↓

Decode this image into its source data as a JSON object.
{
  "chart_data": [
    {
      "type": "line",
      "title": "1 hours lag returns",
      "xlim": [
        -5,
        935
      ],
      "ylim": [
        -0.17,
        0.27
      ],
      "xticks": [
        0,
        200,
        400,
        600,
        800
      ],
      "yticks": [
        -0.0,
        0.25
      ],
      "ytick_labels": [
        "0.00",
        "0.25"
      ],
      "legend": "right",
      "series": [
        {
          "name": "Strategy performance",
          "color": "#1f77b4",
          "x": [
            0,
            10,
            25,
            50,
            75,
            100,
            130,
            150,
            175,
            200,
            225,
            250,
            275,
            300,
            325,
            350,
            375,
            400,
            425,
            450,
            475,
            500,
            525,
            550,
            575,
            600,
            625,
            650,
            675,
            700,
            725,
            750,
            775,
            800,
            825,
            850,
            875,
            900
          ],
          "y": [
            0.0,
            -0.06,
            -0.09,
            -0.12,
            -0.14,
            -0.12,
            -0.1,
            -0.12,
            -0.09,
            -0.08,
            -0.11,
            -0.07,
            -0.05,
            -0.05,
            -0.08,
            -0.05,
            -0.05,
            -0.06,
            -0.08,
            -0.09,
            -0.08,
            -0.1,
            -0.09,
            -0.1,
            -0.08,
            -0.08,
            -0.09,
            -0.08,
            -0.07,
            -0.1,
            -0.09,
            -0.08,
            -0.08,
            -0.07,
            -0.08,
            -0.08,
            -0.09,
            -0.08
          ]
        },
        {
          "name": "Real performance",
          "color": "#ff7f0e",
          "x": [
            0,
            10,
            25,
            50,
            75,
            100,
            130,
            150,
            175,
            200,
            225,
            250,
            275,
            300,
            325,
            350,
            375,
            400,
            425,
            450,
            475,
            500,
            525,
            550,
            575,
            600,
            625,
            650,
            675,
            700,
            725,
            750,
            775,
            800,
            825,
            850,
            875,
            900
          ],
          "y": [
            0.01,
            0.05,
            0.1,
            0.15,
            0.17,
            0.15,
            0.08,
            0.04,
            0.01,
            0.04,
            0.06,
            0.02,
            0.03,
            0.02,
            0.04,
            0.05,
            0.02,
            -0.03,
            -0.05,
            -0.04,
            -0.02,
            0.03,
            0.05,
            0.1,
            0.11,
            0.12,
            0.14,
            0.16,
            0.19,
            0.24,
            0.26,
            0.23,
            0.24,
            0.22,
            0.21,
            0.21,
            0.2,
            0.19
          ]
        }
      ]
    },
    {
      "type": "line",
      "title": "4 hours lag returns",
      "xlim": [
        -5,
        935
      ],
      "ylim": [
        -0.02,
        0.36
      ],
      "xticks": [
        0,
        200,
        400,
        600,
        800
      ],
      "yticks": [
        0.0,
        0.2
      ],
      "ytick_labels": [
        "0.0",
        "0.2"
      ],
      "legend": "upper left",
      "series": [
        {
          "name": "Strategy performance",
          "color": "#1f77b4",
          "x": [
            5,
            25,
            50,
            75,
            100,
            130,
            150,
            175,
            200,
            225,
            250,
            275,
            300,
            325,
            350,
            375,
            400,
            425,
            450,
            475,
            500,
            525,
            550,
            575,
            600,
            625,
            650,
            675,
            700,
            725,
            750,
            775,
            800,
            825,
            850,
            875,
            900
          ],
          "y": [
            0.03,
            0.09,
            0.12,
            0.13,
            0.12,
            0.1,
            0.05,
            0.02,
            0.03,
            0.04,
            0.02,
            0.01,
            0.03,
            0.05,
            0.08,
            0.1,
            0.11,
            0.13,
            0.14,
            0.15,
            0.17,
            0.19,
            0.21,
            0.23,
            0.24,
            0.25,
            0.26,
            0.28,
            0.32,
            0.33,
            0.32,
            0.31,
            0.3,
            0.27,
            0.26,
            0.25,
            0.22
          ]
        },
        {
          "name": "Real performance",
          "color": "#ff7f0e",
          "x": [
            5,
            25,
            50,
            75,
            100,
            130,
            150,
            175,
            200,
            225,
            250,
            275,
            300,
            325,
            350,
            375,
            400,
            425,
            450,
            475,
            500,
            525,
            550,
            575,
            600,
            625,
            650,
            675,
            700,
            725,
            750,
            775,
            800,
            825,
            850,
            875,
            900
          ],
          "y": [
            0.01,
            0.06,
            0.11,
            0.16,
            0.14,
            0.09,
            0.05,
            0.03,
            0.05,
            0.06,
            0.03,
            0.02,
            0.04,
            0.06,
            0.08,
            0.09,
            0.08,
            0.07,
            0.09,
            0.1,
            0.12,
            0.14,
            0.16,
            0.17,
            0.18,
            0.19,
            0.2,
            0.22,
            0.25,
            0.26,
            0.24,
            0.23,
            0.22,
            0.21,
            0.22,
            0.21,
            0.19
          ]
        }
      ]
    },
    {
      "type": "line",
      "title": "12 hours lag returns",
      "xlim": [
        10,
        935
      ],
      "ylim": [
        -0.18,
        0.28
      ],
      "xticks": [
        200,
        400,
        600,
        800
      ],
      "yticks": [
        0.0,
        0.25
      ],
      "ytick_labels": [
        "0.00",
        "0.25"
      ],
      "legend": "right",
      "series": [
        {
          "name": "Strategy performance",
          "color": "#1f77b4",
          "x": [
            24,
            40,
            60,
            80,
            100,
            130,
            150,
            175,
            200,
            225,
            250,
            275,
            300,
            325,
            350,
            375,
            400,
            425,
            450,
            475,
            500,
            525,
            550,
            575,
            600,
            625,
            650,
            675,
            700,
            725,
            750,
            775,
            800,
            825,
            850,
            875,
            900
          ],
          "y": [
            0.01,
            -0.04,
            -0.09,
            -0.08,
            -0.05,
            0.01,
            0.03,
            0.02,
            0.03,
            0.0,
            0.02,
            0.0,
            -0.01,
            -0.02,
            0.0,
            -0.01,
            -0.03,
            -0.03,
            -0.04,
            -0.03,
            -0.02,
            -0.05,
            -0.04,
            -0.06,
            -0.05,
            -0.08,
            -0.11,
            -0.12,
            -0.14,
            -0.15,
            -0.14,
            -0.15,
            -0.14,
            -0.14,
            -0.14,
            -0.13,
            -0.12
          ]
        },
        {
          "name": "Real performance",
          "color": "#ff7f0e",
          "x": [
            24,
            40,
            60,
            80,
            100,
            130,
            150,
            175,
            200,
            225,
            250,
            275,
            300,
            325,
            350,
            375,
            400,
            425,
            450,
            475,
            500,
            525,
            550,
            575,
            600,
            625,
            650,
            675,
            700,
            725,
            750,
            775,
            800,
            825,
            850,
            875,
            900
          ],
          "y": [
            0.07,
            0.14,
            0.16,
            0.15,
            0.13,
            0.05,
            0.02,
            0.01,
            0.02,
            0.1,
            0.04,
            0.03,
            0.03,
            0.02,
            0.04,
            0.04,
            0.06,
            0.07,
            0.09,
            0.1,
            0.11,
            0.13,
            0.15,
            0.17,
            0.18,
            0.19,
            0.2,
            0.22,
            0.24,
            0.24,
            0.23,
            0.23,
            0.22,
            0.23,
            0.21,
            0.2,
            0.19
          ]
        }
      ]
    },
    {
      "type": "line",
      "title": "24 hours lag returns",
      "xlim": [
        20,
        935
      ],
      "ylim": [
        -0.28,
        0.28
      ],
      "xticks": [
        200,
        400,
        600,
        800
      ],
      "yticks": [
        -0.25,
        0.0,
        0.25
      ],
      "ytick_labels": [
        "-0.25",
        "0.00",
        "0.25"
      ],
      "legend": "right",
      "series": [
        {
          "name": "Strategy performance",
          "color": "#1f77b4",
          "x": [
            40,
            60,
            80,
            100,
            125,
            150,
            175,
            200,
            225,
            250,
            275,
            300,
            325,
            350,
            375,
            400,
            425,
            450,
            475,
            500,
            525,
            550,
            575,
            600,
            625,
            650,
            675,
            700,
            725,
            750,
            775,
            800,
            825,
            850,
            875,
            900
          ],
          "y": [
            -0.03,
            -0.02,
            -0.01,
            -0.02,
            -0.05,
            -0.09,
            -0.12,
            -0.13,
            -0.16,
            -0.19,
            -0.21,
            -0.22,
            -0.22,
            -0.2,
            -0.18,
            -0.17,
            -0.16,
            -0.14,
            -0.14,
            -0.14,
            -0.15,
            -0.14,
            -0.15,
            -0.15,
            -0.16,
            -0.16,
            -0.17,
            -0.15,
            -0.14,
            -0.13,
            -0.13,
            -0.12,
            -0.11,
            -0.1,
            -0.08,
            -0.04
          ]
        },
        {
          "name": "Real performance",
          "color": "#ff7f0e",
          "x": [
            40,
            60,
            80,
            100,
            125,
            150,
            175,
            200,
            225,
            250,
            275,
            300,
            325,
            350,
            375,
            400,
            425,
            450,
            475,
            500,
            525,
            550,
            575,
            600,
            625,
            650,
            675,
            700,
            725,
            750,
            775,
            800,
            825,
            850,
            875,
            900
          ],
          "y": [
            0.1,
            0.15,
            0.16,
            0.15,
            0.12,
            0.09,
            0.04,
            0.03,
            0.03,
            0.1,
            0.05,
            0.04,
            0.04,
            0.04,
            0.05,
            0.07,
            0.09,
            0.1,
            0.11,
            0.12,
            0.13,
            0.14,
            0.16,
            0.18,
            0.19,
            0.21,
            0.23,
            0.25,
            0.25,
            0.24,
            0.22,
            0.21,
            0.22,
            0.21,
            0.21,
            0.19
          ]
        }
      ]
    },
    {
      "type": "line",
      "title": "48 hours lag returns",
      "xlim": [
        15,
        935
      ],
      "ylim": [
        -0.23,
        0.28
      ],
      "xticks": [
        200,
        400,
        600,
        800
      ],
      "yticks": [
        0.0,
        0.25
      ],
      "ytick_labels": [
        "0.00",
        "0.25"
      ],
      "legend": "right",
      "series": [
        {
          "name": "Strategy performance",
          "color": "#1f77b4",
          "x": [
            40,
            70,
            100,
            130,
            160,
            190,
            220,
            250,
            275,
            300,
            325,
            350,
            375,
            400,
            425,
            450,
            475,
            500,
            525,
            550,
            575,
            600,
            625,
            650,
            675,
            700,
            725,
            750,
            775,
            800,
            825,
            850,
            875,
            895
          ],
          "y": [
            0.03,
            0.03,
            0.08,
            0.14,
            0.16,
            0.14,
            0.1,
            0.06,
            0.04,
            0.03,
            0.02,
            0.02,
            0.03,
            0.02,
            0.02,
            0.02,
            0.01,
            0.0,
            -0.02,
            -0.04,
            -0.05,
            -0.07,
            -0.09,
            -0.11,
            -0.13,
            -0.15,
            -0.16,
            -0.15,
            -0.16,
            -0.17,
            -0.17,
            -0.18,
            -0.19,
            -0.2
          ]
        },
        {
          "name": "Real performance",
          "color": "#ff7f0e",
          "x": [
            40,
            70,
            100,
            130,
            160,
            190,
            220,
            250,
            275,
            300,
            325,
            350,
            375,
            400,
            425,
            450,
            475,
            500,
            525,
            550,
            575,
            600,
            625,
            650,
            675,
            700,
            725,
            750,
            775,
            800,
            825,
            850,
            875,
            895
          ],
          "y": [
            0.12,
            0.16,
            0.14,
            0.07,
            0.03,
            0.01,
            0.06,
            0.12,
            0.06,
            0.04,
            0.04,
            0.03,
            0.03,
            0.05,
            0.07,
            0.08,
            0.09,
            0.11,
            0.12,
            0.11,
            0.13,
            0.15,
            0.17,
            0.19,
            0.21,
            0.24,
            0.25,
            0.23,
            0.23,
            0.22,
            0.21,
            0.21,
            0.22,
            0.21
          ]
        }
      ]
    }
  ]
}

↑

## EXERCISE DESCRIPTION
Go through the entries and return each line where the word "title" appears.

## SOLUTION TO THIS TASK
      "title": "1 hours lag returns",
      "title": "4 hours lag returns",
      "title": "12 hours lag returns",
      "title": "24 hours lag returns",
      "title": "48 hours lag returns",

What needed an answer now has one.